• **Task to complete**:
Check every line below for the word "Judul" and copy each one that has it.

>>>

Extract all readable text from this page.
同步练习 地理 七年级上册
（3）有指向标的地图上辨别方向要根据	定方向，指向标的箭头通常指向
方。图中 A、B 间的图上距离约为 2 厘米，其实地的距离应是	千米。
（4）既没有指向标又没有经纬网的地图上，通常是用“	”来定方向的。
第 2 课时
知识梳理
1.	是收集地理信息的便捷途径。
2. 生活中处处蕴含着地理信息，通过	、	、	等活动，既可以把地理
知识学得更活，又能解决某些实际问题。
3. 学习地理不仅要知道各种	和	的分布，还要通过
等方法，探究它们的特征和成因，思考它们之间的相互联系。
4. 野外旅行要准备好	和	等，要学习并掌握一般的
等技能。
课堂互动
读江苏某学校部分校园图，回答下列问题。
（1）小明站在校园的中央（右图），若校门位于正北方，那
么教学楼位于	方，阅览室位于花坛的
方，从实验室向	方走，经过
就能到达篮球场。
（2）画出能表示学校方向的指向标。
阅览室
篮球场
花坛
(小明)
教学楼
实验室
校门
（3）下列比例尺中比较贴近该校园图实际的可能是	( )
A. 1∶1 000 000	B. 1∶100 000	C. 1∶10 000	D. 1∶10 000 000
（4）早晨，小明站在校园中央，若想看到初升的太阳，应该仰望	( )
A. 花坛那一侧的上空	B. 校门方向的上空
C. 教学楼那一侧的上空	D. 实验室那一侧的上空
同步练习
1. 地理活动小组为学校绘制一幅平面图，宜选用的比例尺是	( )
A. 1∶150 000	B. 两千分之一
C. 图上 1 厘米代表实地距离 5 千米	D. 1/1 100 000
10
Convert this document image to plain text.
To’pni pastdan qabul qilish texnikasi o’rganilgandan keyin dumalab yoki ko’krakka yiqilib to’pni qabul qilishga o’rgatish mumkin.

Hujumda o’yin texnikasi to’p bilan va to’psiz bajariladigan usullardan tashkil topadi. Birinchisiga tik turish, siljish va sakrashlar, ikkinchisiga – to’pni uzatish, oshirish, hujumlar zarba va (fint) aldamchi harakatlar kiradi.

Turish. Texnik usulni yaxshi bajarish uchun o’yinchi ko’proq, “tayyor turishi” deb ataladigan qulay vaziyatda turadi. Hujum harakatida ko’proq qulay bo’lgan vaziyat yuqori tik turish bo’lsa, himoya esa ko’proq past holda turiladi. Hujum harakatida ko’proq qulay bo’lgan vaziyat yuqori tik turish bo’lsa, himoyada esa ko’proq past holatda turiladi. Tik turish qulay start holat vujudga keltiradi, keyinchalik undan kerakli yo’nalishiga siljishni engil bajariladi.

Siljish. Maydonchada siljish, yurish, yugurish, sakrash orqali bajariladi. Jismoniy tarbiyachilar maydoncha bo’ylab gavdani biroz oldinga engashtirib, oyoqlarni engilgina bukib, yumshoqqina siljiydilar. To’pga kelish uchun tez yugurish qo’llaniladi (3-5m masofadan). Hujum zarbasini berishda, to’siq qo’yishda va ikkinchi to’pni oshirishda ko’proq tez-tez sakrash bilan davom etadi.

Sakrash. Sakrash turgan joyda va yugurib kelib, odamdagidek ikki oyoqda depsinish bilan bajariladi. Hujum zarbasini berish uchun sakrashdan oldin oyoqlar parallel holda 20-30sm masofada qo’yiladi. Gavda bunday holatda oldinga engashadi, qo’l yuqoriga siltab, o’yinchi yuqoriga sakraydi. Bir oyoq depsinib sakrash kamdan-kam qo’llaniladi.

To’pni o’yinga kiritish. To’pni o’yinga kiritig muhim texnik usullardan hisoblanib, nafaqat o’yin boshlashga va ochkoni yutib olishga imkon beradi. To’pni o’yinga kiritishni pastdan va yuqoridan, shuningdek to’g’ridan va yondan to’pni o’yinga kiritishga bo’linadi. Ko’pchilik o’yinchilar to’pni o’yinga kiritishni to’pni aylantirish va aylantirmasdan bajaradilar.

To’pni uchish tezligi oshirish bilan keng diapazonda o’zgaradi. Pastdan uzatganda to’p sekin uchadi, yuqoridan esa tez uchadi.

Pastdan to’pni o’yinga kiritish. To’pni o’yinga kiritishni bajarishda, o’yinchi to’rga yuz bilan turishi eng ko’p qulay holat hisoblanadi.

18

<<<
>>>

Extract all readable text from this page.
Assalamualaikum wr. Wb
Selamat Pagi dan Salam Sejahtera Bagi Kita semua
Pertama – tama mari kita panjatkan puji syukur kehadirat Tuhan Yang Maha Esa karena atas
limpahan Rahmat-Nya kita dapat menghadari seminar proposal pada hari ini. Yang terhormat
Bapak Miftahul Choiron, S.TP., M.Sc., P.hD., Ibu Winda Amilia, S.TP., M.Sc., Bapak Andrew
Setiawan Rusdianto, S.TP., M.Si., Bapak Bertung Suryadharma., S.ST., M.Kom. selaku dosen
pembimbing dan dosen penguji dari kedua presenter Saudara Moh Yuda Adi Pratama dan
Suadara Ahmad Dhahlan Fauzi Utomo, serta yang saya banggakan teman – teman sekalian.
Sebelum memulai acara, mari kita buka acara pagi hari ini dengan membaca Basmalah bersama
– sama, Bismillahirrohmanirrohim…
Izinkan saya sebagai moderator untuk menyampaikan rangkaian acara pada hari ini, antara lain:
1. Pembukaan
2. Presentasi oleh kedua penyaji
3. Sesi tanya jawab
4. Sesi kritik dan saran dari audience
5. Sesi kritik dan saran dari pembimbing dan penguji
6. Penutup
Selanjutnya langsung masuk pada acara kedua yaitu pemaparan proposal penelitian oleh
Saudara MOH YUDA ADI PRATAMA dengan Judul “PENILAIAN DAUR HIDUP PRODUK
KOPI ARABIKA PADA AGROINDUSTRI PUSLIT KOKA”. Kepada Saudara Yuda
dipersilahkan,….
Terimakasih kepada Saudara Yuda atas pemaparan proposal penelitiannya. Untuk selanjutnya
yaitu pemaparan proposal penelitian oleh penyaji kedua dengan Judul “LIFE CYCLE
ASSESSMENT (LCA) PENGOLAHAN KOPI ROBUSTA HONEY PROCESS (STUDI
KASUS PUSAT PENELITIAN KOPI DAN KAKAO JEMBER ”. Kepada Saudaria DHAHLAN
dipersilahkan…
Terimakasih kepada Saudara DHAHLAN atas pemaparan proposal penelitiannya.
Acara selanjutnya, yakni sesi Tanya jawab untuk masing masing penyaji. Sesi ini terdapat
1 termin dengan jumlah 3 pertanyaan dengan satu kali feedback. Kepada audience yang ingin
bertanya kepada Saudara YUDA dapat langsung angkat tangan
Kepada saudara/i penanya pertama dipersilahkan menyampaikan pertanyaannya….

<<<
>>>

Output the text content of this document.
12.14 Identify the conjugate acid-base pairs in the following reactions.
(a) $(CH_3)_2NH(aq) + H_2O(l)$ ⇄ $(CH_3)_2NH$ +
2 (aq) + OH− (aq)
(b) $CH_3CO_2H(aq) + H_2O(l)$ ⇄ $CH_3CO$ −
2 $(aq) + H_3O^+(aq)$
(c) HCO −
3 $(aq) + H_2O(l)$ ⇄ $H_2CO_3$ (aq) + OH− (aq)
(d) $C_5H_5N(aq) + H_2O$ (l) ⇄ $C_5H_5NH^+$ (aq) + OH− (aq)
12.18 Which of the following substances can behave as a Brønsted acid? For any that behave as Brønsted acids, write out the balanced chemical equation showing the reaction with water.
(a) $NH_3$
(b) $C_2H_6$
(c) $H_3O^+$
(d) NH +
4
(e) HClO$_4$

<<<

• **Expected answer**:
Saudara MOH YUDA ADI PRATAMA dengan Judul “PENILAIAN DAUR HIDUP PRODUK
yaitu pemaparan proposal penelitian oleh penyaji kedua dengan Judul “LIFE CYCLE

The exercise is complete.